### Requirement
Output every line of the data exactly as it appears.

### Provided records
┌────────

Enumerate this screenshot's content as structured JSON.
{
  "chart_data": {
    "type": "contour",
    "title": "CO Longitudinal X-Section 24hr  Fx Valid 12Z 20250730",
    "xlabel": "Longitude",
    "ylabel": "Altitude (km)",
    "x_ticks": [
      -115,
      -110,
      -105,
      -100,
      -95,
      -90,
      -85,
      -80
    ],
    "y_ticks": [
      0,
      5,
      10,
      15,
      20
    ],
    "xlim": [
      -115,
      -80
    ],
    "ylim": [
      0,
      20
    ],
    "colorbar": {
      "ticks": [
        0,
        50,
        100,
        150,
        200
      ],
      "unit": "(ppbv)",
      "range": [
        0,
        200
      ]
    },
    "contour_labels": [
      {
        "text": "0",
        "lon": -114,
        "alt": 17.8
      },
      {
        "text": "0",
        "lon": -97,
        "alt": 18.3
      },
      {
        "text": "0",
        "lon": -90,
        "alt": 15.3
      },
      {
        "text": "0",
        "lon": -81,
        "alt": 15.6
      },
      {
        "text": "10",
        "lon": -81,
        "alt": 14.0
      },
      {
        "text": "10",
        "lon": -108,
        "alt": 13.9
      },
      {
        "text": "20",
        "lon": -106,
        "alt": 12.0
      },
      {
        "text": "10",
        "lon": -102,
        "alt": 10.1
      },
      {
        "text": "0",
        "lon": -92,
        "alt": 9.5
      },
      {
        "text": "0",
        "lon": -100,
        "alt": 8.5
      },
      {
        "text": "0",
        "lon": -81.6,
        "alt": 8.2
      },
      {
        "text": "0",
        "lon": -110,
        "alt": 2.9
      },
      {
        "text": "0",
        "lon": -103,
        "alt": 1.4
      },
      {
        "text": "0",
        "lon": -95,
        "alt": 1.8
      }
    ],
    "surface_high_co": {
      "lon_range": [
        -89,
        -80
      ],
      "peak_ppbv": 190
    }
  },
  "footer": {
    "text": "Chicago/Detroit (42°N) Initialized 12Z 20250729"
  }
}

└────────

### Solution to this exercise
Enumerate this screenshot's content as structured JSON.
{
  "chart_data": {
    "type": "contour",
    "title": "CO Longitudinal X-Section 24hr  Fx Valid 12Z 20250730",
    "xlabel": "Longitude",
    "ylabel": "Altitude (km)",
    "x_ticks": [
      -115,
      -110,
      -105,
      -100,
      -95,
      -90,
      -85,
      -80
    ],
    "y_ticks": [
      0,
      5,
      10,
      15,
      20
    ],
    "xlim": [
      -115,
      -80
    ],
    "ylim": [
      0,
      20
    ],
    "colorbar": {
      "ticks": [
        0,
        50,
        100,
        150,
        200
      ],
      "unit": "(ppbv)",
      "range": [
        0,
        200
      ]
    },
    "contour_labels": [
      {
        "text": "0",
        "lon": -114,
        "alt": 17.8
      },
      {
        "text": "0",
        "lon": -97,
        "alt": 18.3
      },
      {
        "text": "0",
        "lon": -90,
        "alt": 15.3
      },
      {
        "text": "0",
        "lon": -81,
        "alt": 15.6
      },
      {
        "text": "10",
        "lon": -81,
        "alt": 14.0
      },
      {
        "text": "10",
        "lon": -108,
        "alt": 13.9
      },
      {
        "text": "20",
        "lon": -106,
        "alt": 12.0
      },
      {
        "text": "10",
        "lon": -102,
        "alt": 10.1
      },
      {
        "text": "0",
        "lon": -92,
        "alt": 9.5
      },
      {
        "text": "0",
        "lon": -100,
        "alt": 8.5
      },
      {
        "text": "0",
        "lon": -81.6,
        "alt": 8.2
      },
      {
        "text": "0",
        "lon": -110,
        "alt": 2.9
      },
      {
        "text": "0",
        "lon": -103,
        "alt": 1.4
      },
      {
        "text": "0",
        "lon": -95,
        "alt": 1.8
      }
    ],
    "surface_high_co": {
      "lon_range": [
        -89,
        -80
      ],
      "peak_ppbv": 190
    }
  },
  "footer": {
    "text": "Chicago/Detroit (42°N) Initialized 12Z 20250729"
  }
}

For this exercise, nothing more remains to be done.